EXERCISE OBJECTIVE:
Provide nothing beyond the count of lines that include the string "title".

Dataset records
┄┄┄┄┄┄

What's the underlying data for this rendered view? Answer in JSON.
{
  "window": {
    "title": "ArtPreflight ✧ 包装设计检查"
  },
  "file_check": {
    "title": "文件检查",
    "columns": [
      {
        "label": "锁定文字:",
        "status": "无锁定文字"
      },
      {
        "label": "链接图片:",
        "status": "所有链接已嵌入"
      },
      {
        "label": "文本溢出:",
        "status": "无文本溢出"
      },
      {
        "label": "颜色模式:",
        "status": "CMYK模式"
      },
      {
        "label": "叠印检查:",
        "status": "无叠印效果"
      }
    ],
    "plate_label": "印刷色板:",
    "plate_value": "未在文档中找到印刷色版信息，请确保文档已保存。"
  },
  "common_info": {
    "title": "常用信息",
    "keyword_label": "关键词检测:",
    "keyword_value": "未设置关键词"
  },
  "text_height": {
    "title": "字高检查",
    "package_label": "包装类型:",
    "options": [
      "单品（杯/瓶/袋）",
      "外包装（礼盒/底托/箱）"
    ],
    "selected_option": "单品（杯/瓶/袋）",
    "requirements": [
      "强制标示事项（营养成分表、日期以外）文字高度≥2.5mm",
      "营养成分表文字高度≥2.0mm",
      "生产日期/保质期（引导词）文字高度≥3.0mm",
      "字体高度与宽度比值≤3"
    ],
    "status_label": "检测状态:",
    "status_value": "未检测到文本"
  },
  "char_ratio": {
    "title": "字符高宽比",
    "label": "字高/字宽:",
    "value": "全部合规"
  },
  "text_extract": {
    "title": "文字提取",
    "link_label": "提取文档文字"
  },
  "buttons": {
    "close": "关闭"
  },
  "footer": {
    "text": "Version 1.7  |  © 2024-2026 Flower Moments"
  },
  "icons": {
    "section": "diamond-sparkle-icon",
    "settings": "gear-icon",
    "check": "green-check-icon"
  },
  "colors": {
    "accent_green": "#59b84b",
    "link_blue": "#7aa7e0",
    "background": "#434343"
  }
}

┄┄┄┄┄┄

CORRECT RESULT:
6